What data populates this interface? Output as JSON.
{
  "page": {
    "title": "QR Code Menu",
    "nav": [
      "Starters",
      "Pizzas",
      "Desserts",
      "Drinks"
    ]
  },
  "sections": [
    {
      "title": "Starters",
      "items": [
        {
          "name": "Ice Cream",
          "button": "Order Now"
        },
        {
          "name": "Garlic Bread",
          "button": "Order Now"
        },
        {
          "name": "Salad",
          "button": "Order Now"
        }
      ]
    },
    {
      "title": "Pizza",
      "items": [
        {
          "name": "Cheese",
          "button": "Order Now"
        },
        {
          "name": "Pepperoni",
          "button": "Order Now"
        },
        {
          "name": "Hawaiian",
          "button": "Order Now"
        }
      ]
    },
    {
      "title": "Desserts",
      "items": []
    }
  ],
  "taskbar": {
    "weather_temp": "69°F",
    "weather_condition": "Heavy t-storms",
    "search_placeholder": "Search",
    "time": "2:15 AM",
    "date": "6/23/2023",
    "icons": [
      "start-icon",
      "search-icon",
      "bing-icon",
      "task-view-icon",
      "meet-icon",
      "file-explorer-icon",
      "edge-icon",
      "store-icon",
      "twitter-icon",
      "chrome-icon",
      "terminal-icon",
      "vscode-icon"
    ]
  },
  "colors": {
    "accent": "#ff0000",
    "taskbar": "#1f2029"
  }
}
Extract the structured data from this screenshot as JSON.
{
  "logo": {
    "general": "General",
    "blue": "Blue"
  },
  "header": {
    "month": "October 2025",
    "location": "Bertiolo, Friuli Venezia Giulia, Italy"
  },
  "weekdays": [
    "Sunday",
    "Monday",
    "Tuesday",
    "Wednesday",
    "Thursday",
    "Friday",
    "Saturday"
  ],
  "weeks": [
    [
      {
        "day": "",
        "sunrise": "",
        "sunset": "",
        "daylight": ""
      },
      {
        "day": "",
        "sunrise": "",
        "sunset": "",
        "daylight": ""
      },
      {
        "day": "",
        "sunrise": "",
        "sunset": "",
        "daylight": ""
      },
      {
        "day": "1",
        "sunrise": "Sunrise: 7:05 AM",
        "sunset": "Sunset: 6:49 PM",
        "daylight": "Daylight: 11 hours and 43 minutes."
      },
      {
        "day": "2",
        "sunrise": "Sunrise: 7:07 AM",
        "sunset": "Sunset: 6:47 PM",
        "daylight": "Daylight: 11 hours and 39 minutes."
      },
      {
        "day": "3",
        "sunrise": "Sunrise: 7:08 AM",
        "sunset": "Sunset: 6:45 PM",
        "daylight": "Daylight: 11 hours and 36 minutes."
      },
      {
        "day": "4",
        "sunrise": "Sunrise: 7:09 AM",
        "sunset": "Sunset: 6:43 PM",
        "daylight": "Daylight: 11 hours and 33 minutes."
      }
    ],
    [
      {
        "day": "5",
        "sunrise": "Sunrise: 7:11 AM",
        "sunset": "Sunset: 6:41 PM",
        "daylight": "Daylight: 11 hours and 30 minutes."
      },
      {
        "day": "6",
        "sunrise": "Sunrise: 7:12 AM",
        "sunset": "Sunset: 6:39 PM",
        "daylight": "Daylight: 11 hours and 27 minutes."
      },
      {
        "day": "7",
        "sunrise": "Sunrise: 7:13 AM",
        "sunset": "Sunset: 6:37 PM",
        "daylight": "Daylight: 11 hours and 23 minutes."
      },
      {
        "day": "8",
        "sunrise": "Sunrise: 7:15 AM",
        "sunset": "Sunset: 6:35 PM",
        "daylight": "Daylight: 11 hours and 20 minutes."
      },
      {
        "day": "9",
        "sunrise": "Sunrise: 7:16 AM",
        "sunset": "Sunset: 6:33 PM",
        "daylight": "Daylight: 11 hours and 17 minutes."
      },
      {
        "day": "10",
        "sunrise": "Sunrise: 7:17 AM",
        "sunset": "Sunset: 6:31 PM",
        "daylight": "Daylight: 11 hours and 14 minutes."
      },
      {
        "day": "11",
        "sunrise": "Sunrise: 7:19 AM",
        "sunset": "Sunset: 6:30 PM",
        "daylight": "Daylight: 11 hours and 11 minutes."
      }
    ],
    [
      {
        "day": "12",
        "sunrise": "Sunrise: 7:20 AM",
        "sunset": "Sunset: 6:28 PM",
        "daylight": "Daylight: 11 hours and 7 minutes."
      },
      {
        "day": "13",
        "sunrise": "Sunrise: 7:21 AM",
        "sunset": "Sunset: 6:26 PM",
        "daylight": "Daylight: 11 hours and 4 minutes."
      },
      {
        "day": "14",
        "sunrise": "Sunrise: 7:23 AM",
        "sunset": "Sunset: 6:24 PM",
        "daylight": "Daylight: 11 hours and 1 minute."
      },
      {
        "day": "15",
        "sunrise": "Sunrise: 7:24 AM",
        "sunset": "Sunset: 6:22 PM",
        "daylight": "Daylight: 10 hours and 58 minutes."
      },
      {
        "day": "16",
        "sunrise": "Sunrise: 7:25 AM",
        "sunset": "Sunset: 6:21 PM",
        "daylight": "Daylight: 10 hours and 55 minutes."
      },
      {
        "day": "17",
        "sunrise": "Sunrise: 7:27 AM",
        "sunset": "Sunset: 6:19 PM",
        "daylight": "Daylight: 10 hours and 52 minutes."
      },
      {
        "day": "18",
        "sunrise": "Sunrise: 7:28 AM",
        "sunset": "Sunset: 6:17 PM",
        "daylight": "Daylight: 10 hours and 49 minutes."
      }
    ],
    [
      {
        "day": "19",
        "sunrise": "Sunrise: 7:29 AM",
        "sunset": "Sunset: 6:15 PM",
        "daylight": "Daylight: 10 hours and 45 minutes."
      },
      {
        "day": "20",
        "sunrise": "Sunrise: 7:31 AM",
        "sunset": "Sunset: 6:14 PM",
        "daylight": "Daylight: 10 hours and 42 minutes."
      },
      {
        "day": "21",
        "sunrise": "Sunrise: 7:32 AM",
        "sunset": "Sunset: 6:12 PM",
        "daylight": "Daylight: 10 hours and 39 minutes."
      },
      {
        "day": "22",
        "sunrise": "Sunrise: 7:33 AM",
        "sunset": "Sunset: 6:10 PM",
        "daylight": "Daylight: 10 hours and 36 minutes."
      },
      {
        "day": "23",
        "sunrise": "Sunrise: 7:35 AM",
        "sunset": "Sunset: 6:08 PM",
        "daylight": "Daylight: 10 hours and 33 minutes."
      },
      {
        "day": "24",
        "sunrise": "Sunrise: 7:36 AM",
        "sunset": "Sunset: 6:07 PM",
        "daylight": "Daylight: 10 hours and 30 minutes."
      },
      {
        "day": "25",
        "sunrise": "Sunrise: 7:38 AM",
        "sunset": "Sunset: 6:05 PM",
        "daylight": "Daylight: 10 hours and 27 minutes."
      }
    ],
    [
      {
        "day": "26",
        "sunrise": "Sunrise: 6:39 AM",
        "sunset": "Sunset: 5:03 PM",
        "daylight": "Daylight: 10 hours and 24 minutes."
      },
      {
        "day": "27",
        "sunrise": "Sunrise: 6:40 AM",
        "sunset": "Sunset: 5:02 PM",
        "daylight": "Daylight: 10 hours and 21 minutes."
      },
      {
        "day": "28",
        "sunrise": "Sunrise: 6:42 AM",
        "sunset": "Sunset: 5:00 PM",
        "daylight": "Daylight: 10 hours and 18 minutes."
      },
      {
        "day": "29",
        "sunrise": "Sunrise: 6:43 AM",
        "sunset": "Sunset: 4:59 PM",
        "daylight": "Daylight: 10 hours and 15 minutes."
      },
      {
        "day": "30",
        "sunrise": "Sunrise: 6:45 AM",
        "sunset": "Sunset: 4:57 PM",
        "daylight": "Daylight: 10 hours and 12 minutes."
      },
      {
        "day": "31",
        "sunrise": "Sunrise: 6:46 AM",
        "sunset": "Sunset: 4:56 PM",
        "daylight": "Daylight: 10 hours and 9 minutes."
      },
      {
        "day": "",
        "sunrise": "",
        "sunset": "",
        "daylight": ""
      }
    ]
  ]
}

> CHALLENGE:
Tally how many lines in the material above hold the word "data". Write only that number.

> FINAL ANSWER:
2